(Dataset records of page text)
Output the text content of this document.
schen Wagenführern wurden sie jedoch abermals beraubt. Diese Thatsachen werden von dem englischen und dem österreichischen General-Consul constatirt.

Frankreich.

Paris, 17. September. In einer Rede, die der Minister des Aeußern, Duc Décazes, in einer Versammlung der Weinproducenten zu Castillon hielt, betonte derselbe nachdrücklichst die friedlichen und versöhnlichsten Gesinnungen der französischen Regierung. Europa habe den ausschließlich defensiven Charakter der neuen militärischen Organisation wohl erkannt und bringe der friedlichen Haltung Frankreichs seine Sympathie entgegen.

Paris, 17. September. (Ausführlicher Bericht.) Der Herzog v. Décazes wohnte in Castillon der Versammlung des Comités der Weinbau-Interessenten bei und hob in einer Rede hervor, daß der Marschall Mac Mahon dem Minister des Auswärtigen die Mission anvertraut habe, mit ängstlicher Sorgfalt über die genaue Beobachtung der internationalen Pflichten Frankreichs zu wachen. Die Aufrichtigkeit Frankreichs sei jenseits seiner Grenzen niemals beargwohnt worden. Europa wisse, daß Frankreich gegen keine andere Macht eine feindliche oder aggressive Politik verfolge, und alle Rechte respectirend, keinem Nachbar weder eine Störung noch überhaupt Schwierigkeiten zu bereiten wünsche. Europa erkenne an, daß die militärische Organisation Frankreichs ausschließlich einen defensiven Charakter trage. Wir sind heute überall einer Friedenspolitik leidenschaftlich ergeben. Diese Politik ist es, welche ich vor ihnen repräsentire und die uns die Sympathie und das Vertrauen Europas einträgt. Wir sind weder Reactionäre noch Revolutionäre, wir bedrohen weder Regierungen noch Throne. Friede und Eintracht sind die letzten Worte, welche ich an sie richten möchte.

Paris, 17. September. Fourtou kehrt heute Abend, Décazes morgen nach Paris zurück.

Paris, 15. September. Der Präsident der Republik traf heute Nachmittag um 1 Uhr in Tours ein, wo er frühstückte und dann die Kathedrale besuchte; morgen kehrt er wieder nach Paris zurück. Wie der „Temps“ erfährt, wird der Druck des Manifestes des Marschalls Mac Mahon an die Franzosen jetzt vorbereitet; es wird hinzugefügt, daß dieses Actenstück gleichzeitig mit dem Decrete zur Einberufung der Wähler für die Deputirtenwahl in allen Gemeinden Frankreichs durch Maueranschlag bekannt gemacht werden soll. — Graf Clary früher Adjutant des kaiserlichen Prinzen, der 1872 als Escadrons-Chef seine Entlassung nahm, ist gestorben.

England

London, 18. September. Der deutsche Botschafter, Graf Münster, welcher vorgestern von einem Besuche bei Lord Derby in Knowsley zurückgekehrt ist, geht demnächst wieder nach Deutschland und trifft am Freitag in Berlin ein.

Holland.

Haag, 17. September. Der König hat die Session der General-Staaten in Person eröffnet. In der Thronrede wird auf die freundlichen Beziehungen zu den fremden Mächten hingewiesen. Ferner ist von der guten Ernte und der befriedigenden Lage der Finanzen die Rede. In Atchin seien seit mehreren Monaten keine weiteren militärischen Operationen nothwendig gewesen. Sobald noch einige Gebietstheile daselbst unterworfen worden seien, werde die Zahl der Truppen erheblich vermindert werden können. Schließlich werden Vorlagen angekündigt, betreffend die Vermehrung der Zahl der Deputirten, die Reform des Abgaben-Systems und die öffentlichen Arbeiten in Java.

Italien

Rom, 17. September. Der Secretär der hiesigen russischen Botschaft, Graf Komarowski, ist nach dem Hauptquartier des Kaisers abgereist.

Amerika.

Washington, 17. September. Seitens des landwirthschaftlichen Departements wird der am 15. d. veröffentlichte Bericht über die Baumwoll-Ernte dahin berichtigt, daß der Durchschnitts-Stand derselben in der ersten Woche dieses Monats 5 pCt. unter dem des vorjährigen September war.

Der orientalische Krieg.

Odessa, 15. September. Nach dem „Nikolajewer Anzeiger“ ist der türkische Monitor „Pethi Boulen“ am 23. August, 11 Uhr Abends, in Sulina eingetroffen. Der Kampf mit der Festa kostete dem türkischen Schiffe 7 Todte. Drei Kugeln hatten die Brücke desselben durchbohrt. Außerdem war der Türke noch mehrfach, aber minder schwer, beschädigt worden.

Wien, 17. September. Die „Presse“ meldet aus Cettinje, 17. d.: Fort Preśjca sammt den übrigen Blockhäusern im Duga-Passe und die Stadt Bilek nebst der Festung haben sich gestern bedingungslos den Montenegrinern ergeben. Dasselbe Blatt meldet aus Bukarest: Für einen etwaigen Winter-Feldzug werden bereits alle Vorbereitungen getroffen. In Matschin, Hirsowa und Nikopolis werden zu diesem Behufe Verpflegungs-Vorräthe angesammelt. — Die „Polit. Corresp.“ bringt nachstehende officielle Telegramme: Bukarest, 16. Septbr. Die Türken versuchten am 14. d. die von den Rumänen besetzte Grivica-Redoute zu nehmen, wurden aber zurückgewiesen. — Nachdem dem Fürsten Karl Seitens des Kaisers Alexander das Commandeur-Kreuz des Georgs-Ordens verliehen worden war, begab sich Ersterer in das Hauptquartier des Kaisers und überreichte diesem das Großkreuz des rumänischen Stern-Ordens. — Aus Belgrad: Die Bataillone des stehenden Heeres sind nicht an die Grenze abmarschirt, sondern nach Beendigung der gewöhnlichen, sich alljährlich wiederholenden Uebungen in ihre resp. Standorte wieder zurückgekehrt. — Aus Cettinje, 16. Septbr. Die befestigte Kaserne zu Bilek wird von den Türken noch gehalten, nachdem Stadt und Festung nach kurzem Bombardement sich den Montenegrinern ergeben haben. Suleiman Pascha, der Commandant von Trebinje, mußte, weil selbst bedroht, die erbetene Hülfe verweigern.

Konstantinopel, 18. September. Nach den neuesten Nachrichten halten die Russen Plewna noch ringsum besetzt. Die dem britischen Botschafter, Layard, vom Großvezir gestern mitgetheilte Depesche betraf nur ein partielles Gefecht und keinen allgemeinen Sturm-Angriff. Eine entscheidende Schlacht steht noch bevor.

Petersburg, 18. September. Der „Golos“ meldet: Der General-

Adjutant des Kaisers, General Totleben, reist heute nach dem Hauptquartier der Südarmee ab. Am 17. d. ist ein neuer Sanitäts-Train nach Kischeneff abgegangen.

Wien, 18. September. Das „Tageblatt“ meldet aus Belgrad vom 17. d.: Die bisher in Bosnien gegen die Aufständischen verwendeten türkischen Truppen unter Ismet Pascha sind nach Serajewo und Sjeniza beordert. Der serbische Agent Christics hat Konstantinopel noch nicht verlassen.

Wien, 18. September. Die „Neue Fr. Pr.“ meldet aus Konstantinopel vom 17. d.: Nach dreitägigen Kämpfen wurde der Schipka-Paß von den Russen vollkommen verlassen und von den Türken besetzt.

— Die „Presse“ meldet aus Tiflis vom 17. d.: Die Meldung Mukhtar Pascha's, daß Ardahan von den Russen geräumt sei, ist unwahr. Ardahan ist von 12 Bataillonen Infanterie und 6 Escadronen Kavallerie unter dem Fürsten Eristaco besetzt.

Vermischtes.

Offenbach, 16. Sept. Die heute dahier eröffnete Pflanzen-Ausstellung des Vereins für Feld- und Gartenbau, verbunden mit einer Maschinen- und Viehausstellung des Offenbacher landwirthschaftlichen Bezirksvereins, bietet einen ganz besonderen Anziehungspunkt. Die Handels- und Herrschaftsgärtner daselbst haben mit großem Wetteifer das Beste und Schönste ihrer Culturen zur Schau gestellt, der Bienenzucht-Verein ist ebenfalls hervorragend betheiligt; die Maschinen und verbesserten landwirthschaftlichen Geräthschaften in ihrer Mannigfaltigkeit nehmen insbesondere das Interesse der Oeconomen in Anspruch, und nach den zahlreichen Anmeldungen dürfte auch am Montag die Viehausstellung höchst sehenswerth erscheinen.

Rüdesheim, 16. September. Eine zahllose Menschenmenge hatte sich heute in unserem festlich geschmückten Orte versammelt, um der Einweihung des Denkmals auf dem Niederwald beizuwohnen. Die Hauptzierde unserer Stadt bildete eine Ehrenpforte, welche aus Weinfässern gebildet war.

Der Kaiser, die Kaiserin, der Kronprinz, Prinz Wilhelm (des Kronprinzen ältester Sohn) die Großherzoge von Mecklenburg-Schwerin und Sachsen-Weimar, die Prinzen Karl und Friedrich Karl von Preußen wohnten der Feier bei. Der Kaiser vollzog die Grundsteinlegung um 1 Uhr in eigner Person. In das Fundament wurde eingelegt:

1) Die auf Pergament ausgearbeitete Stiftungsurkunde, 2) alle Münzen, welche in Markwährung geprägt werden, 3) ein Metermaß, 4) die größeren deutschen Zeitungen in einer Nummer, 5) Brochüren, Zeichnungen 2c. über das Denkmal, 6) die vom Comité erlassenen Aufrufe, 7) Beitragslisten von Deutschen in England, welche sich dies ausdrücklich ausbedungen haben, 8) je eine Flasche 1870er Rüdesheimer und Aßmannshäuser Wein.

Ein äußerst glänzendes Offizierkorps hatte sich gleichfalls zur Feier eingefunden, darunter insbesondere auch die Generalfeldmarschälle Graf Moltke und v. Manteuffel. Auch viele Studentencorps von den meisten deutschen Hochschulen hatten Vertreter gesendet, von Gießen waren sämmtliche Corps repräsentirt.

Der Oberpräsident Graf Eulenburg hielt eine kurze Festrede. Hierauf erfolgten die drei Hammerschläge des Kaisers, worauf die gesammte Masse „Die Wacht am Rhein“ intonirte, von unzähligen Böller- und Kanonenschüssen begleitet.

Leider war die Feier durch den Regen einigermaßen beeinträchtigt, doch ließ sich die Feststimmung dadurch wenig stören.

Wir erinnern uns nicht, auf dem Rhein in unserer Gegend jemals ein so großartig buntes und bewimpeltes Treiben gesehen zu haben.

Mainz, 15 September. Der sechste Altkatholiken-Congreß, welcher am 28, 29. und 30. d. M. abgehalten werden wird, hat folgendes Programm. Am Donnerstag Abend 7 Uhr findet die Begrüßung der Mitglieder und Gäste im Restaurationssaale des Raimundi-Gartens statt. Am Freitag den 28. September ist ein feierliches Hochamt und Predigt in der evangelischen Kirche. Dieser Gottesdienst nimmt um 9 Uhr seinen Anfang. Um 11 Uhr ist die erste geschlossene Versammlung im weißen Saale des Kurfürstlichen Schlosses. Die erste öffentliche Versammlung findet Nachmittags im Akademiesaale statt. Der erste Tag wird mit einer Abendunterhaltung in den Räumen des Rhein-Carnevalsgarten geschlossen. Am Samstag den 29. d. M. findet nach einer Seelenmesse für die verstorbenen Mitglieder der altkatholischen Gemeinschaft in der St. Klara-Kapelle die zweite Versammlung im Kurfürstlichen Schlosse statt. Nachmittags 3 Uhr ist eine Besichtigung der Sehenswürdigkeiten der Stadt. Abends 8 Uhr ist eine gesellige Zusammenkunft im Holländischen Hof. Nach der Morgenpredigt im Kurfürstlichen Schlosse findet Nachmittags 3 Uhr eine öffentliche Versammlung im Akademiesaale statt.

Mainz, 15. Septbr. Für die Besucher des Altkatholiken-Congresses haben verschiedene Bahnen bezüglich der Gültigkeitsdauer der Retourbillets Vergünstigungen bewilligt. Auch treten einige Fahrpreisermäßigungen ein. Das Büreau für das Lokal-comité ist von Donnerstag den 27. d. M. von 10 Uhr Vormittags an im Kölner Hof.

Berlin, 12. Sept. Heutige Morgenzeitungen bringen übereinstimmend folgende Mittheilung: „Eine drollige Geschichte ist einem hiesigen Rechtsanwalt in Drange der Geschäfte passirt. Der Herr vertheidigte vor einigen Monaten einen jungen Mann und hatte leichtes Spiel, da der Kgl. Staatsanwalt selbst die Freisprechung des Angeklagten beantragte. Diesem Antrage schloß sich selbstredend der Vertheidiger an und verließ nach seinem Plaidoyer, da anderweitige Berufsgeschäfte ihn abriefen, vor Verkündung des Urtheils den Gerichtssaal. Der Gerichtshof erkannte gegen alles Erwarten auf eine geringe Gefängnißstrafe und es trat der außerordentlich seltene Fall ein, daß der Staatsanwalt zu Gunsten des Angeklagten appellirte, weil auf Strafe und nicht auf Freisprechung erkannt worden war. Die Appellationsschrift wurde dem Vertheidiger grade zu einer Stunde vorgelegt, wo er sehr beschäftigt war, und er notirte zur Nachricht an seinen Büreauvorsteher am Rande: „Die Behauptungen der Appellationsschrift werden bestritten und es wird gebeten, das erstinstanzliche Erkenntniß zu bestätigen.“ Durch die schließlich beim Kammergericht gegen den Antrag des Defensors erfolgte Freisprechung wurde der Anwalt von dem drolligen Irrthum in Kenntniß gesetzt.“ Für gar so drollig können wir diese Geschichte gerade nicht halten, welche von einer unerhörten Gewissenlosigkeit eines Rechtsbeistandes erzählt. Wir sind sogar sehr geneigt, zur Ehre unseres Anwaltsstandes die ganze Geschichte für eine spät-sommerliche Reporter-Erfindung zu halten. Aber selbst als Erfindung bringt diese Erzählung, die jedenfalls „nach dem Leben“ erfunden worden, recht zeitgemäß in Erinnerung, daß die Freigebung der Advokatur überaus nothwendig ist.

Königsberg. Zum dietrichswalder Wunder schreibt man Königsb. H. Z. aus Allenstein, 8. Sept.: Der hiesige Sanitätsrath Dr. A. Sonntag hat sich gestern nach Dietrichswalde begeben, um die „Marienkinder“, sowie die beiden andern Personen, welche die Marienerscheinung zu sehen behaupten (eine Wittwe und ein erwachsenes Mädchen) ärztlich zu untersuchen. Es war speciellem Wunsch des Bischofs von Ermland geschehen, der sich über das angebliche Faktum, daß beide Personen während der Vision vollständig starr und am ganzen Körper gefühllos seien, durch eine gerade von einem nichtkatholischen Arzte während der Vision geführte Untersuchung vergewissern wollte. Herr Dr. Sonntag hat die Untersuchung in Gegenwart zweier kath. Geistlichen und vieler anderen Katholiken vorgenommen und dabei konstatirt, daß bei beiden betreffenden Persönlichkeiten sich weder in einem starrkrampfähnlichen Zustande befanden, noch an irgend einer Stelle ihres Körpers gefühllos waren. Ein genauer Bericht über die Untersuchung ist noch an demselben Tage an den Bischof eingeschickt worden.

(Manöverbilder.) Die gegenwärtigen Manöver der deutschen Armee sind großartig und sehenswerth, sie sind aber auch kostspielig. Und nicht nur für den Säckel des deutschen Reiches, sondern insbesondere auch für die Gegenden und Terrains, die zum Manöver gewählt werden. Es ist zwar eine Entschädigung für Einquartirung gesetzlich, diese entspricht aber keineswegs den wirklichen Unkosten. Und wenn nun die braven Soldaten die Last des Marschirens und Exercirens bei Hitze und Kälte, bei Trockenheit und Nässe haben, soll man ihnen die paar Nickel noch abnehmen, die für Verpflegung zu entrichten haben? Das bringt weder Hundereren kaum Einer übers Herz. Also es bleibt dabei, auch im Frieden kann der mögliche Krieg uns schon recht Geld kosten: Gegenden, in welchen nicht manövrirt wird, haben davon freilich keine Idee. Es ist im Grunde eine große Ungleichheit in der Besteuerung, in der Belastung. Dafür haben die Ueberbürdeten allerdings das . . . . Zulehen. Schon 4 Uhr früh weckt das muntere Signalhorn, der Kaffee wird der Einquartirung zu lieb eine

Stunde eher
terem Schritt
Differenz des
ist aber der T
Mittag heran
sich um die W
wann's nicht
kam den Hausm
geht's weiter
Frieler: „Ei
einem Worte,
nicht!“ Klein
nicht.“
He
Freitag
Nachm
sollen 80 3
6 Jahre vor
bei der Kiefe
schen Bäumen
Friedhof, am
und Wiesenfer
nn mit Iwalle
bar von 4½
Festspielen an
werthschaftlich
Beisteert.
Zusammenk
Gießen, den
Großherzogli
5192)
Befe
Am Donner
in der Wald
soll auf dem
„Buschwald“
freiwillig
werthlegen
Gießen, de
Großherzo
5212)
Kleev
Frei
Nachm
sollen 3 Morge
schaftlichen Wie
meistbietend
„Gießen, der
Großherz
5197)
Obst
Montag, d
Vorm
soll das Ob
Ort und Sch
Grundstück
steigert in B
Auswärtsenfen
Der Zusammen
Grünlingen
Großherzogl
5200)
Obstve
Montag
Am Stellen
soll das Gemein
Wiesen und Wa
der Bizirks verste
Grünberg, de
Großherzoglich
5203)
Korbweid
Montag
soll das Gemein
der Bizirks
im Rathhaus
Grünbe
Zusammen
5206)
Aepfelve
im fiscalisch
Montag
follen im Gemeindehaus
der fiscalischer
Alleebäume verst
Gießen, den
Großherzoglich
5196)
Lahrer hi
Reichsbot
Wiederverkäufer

=== Task requirements ===
Return every line above in which the string "geht" occurs.

=== Answer ===
London, 18. September. Der deutsche Botschafter, Graf Münster, welcher vorgestern von einem Besuche bei Lord Derby in Knowsley zurückgekehrt ist, geht demnächst wieder nach Deutschland und trifft am Freitag in Berlin ein.
geht's weiter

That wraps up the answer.